PASSAGE below:

Data classification is foundational, but it must be selective and risk-weighted. Universal coverage – classifying everything – is neither feasible nor necessary at enterprise scale. Instead, classify the assets that AI can access and whose exposure poses risk to the enterprise, then bind those classifications to IAM and DLP controls. Three principles apply across environments:
- Risk-weighted classification. Prioritize AI-reachable data stores and high-impact domains and restrict unclassified data by default.
- Bind access and DLP to labels. Drive IAM, sharing, and DLP from classifications — if it isn’t classified, AI shouldn’t see it.
- Classify natively, then scale. Use Purview/Google DLP/AWS tags for baseline, then augment with DSPM solutions and owner attestation for scalability.
Beyond Native Controls: Leveraging SaaS for Cross-Platform Information Governance
Native capabilities like IAM, DLP, and labeling set the foundation for AI readiness, but they rarely provide unified visibility or consistent enforcement across cloud platforms. Traditional, top-down models of governance – where IT or security teams manage labels and policies in isolation – struggle to keep pace with the collaborative nature of AI-enabled work.
As early AI adopters have discovered, fragmented DSPM and DLP tools create blind spots and alert fatigue. Gartner has noted a growing trend toward consolidating the IG layer, where SaaS-based solutions expand beyond platform-specific controls to integrate data protection for both structured and unstructured data.
The advantage of this approach lies in its unified control plane (single-pane-of-glass) to identify risk, implement policies, and the ability to pull data owners into the process, so risk is resolved at the source instead of piling remediation tasks onto stretched security and operations teams. Breaking up organizational silos by involving data owners in IG is emerging as a core capability as it reduces alert fatigue, shortens time-to-remediate and drives AI adoption with a stronger data foundation.

End of PASSAGE.
DATA FOR ANALYSIS below:

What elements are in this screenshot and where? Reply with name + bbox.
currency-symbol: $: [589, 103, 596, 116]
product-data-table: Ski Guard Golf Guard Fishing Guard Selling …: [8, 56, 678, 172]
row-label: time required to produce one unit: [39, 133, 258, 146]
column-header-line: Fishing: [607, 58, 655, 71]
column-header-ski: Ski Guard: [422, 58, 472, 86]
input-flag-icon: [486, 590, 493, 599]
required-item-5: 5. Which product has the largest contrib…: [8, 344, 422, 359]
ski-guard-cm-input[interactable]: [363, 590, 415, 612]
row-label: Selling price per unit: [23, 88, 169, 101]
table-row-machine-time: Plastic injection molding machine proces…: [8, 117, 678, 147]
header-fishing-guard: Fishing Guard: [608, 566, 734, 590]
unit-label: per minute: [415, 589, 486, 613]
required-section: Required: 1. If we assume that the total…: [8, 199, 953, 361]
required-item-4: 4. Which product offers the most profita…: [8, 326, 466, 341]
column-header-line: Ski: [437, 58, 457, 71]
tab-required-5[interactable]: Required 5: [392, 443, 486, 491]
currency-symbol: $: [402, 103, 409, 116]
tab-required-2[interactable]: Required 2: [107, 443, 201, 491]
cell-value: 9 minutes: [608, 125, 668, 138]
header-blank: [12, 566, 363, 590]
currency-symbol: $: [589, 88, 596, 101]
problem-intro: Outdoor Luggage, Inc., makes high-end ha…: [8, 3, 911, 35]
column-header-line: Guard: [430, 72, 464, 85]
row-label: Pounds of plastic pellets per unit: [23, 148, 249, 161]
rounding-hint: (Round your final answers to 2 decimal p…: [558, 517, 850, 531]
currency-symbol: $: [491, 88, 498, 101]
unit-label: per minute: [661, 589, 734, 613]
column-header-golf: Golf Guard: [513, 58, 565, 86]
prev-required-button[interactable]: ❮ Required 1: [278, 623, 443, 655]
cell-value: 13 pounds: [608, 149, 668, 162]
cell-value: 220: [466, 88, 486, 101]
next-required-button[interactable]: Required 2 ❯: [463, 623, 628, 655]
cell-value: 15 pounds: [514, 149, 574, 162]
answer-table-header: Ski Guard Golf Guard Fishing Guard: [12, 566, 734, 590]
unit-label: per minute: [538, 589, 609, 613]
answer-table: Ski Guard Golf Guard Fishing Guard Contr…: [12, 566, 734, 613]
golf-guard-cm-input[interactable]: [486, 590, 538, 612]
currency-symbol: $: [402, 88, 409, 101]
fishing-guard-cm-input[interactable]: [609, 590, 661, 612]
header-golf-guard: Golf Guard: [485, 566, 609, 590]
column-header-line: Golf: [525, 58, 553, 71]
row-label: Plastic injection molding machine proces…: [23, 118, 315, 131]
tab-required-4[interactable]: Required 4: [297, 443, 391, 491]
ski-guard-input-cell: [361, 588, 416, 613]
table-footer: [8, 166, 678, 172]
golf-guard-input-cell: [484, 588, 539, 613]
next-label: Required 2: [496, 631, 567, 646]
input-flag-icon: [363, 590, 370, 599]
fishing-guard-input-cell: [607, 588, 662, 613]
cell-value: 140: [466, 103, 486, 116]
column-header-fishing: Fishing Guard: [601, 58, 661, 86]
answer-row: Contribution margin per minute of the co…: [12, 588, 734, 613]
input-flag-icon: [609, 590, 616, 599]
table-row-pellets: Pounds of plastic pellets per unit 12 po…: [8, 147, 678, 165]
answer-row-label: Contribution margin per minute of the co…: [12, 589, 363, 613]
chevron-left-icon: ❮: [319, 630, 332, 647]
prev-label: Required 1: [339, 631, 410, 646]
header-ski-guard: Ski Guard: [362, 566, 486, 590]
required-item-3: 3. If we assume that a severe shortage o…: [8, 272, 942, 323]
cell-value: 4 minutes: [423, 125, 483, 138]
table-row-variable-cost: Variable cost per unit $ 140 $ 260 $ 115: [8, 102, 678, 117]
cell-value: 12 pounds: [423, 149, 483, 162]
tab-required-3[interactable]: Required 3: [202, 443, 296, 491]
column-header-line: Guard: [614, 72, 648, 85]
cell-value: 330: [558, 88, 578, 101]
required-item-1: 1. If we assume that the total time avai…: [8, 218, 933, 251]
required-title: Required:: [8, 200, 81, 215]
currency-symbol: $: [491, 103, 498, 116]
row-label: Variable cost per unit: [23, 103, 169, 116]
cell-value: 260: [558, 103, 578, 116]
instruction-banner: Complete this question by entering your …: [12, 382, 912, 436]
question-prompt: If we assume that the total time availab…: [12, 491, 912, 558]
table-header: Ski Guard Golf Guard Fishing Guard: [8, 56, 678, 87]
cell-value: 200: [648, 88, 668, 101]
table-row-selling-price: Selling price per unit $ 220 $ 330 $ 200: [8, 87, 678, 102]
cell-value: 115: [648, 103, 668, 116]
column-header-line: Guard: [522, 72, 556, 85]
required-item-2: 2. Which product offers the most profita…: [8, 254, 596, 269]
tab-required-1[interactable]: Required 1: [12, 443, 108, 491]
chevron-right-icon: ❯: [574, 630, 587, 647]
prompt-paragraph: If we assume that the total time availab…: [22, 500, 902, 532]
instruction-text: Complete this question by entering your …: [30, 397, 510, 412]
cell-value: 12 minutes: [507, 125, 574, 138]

End of DATA FOR ANALYSIS.

## REQUIREMENT A
According to the passage on AI data governance, what trend has Gartner noted?
## REQUIREMENT B
Continue the passage on AI data governance from its final sentence.
The entries come from a different source than the passage on AI data governance.

## RESULT A
Gartner has noted a growing trend toward consolidating the IG layer, with SaaS-based solutions expanding beyond platform-specific controls to integrate data protection for both structured and unstructured data.

## RESULT B
When evaluating how to extend native IG capabilities in effort to manage risk and accelerate AI adoption, organizations should look for solutions that:
- Keep data owners in the loop as effective classification and enforcement still require human oversight.
- Provide unified DSPM and DLP control across cloud platforms and data types, covering the entire data estate.
- Enable end-to-end remediation workflows from risk detection to policy enforcement.
- Leverage AI-native enhancements such as natural language processing (NLP)-driven detection or agent-assisted remediation, to reduce response time.
Turning Governance Into Advantage
Native tools establish a necessary baseline, but sustainable AI governance requires unified visibility, contextual automation, and shared accountability.
As organizations advance along the TRiSM maturity curve, the IG layer will define how effectively they can scale AI. AI is only as trustworthy as the data it learns from — and information governance is where that trust begins.